Dataset extract:
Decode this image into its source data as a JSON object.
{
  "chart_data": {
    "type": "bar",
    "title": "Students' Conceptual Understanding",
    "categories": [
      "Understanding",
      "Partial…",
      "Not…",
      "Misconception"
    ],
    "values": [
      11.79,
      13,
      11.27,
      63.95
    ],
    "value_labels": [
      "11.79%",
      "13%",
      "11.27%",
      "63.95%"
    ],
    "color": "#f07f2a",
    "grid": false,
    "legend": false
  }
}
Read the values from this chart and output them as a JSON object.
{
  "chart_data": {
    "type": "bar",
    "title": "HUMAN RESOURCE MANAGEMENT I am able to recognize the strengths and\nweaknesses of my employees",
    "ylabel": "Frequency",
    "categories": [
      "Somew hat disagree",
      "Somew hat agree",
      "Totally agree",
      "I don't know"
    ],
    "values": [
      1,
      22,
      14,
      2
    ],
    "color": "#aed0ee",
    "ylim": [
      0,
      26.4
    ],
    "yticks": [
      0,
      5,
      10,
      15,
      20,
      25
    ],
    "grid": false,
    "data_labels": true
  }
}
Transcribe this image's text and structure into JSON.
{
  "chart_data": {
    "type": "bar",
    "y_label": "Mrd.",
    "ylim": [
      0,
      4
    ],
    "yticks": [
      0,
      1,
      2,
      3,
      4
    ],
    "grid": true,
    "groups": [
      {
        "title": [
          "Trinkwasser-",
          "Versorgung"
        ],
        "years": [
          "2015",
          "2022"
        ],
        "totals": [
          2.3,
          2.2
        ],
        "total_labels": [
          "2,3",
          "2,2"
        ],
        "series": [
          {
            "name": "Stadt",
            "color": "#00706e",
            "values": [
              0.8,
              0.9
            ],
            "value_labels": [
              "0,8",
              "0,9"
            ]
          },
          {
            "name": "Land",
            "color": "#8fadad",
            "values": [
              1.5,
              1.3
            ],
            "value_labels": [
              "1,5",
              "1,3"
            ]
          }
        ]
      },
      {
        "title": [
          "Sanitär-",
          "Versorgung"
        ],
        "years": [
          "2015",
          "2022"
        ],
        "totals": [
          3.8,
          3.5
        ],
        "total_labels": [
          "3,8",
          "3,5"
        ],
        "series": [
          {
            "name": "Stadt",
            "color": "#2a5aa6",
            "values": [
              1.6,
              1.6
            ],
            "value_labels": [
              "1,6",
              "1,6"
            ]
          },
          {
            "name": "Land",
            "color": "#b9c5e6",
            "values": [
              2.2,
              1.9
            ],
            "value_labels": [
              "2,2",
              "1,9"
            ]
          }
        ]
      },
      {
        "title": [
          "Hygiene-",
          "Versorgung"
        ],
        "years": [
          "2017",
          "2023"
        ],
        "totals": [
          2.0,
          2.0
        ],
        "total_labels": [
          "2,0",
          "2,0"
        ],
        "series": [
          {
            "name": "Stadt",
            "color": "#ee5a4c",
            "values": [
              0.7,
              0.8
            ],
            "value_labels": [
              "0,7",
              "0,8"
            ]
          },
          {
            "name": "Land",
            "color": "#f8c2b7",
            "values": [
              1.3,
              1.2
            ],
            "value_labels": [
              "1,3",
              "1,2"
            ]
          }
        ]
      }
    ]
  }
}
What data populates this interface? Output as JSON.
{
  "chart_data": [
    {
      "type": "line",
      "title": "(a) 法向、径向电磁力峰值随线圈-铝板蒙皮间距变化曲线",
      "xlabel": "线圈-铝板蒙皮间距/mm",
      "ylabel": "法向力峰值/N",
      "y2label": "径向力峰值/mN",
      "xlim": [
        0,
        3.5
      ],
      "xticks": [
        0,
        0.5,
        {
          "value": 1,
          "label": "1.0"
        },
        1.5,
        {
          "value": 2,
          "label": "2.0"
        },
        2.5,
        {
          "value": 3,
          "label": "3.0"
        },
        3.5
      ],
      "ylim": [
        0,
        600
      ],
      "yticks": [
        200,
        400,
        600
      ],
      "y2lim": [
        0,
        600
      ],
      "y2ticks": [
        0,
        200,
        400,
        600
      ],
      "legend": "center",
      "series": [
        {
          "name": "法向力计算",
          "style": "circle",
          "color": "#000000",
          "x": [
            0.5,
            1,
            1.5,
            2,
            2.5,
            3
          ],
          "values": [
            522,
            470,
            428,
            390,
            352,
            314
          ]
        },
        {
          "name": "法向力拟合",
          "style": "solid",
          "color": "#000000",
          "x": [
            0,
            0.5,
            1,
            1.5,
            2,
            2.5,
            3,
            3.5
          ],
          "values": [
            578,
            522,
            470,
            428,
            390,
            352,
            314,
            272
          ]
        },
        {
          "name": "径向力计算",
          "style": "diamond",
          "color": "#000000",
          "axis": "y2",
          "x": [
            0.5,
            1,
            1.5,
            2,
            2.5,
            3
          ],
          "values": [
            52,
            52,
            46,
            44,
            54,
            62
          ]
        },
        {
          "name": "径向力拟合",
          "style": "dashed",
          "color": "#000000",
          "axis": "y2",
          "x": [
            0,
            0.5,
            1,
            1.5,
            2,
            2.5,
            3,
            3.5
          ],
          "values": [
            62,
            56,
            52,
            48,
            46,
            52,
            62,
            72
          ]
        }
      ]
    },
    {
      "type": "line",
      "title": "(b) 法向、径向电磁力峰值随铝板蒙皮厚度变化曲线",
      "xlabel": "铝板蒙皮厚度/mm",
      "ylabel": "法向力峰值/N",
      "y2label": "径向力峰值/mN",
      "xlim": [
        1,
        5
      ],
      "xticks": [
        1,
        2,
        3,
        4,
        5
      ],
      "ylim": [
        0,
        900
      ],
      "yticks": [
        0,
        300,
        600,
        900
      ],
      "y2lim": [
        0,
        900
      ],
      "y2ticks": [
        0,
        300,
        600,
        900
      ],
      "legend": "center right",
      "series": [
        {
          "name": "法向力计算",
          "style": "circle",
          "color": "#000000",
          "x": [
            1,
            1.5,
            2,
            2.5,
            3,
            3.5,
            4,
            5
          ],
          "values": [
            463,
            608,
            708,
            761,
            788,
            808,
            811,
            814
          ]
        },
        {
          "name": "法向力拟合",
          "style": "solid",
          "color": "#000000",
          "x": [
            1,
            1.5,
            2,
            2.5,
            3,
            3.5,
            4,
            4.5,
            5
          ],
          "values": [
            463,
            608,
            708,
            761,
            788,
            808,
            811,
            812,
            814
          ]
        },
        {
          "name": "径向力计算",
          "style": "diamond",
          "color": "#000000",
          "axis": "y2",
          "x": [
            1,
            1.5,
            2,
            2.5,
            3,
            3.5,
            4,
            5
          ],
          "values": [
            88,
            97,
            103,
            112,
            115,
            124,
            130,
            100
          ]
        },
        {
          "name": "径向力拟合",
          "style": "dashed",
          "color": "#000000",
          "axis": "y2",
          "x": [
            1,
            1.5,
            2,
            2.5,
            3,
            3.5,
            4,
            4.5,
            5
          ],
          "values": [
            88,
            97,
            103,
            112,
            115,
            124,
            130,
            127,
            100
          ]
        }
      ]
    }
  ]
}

Exercise instructions:
Repeat every entry exactly, please.

Answer to the task:
Decode this image into its source data as a JSON object.
{
  "chart_data": {
    "type": "bar",
    "title": "Students' Conceptual Understanding",
    "categories": [
      "Understanding",
      "Partial…",
      "Not…",
      "Misconception"
    ],
    "values": [
      11.79,
      13,
      11.27,
      63.95
    ],
    "value_labels": [
      "11.79%",
      "13%",
      "11.27%",
      "63.95%"
    ],
    "color": "#f07f2a",
    "grid": false,
    "legend": false
  }
}
Read the values from this chart and output them as a JSON object.
{
  "chart_data": {
    "type": "bar",
    "title": "HUMAN RESOURCE MANAGEMENT I am able to recognize the strengths and\nweaknesses of my employees",
    "ylabel": "Frequency",
    "categories": [
      "Somew hat disagree",
      "Somew hat agree",
      "Totally agree",
      "I don't know"
    ],
    "values": [
      1,
      22,
      14,
      2
    ],
    "color": "#aed0ee",
    "ylim": [
      0,
      26.4
    ],
    "yticks": [
      0,
      5,
      10,
      15,
      20,
      25
    ],
    "grid": false,
    "data_labels": true
  }
}
Transcribe this image's text and structure into JSON.
{
  "chart_data": {
    "type": "bar",
    "y_label": "Mrd.",
    "ylim": [
      0,
      4
    ],
    "yticks": [
      0,
      1,
      2,
      3,
      4
    ],
    "grid": true,
    "groups": [
      {
        "title": [
          "Trinkwasser-",
          "Versorgung"
        ],
        "years": [
          "2015",
          "2022"
        ],
        "totals": [
          2.3,
          2.2
        ],
        "total_labels": [
          "2,3",
          "2,2"
        ],
        "series": [
          {
            "name": "Stadt",
            "color": "#00706e",
            "values": [
              0.8,
              0.9
            ],
            "value_labels": [
              "0,8",
              "0,9"
            ]
          },
          {
            "name": "Land",
            "color": "#8fadad",
            "values": [
              1.5,
              1.3
            ],
            "value_labels": [
              "1,5",
              "1,3"
            ]
          }
        ]
      },
      {
        "title": [
          "Sanitär-",
          "Versorgung"
        ],
        "years": [
          "2015",
          "2022"
        ],
        "totals": [
          3.8,
          3.5
        ],
        "total_labels": [
          "3,8",
          "3,5"
        ],
        "series": [
          {
            "name": "Stadt",
            "color": "#2a5aa6",
            "values": [
              1.6,
              1.6
            ],
            "value_labels": [
              "1,6",
              "1,6"
            ]
          },
          {
            "name": "Land",
            "color": "#b9c5e6",
            "values": [
              2.2,
              1.9
            ],
            "value_labels": [
              "2,2",
              "1,9"
            ]
          }
        ]
      },
      {
        "title": [
          "Hygiene-",
          "Versorgung"
        ],
        "years": [
          "2017",
          "2023"
        ],
        "totals": [
          2.0,
          2.0
        ],
        "total_labels": [
          "2,0",
          "2,0"
        ],
        "series": [
          {
            "name": "Stadt",
            "color": "#ee5a4c",
            "values": [
              0.7,
              0.8
            ],
            "value_labels": [
              "0,7",
              "0,8"
            ]
          },
          {
            "name": "Land",
            "color": "#f8c2b7",
            "values": [
              1.3,
              1.2
            ],
            "value_labels": [
              "1,3",
              "1,2"
            ]
          }
        ]
      }
    ]
  }
}
What data populates this interface? Output as JSON.
{
  "chart_data": [
    {
      "type": "line",
      "title": "(a) 法向、径向电磁力峰值随线圈-铝板蒙皮间距变化曲线",
      "xlabel": "线圈-铝板蒙皮间距/mm",
      "ylabel": "法向力峰值/N",
      "y2label": "径向力峰值/mN",
      "xlim": [
        0,
        3.5
      ],
      "xticks": [
        0,
        0.5,
        {
          "value": 1,
          "label": "1.0"
        },
        1.5,
        {
          "value": 2,
          "label": "2.0"
        },
        2.5,
        {
          "value": 3,
          "label": "3.0"
        },
        3.5
      ],
      "ylim": [
        0,
        600
      ],
      "yticks": [
        200,
        400,
        600
      ],
      "y2lim": [
        0,
        600
      ],
      "y2ticks": [
        0,
        200,
        400,
        600
      ],
      "legend": "center",
      "series": [
        {
          "name": "法向力计算",
          "style": "circle",
          "color": "#000000",
          "x": [
            0.5,
            1,
            1.5,
            2,
            2.5,
            3
          ],
          "values": [
            522,
            470,
            428,
            390,
            352,
            314
          ]
        },
        {
          "name": "法向力拟合",
          "style": "solid",
          "color": "#000000",
          "x": [
            0,
            0.5,
            1,
            1.5,
            2,
            2.5,
            3,
            3.5
          ],
          "values": [
            578,
            522,
            470,
            428,
            390,
            352,
            314,
            272
          ]
        },
        {
          "name": "径向力计算",
          "style": "diamond",
          "color": "#000000",
          "axis": "y2",
          "x": [
            0.5,
            1,
            1.5,
            2,
            2.5,
            3
          ],
          "values": [
            52,
            52,
            46,
            44,
            54,
            62
          ]
        },
        {
          "name": "径向力拟合",
          "style": "dashed",
          "color": "#000000",
          "axis": "y2",
          "x": [
            0,
            0.5,
            1,
            1.5,
            2,
            2.5,
            3,
            3.5
          ],
          "values": [
            62,
            56,
            52,
            48,
            46,
            52,
            62,
            72
          ]
        }
      ]
    },
    {
      "type": "line",
      "title": "(b) 法向、径向电磁力峰值随铝板蒙皮厚度变化曲线",
      "xlabel": "铝板蒙皮厚度/mm",
      "ylabel": "法向力峰值/N",
      "y2label": "径向力峰值/mN",
      "xlim": [
        1,
        5
      ],
      "xticks": [
        1,
        2,
        3,
        4,
        5
      ],
      "ylim": [
        0,
        900
      ],
      "yticks": [
        0,
        300,
        600,
        900
      ],
      "y2lim": [
        0,
        900
      ],
      "y2ticks": [
        0,
        300,
        600,
        900
      ],
      "legend": "center right",
      "series": [
        {
          "name": "法向力计算",
          "style": "circle",
          "color": "#000000",
          "x": [
            1,
            1.5,
            2,
            2.5,
            3,
            3.5,
            4,
            5
          ],
          "values": [
            463,
            608,
            708,
            761,
            788,
            808,
            811,
            814
          ]
        },
        {
          "name": "法向力拟合",
          "style": "solid",
          "color": "#000000",
          "x": [
            1,
            1.5,
            2,
            2.5,
            3,
            3.5,
            4,
            4.5,
            5
          ],
          "values": [
            463,
            608,
            708,
            761,
            788,
            808,
            811,
            812,
            814
          ]
        },
        {
          "name": "径向力计算",
          "style": "diamond",
          "color": "#000000",
          "axis": "y2",
          "x": [
            1,
            1.5,
            2,
            2.5,
            3,
            3.5,
            4,
            5
          ],
          "values": [
            88,
            97,
            103,
            112,
            115,
            124,
            130,
            100
          ]
        },
        {
          "name": "径向力拟合",
          "style": "dashed",
          "color": "#000000",
          "axis": "y2",
          "x": [
            1,
            1.5,
            2,
            2.5,
            3,
            3.5,
            4,
            4.5,
            5
          ],
          "values": [
            88,
            97,
            103,
            112,
            115,
            124,
            130,
            127,
            100
          ]
        }
      ]
    }
  ]
}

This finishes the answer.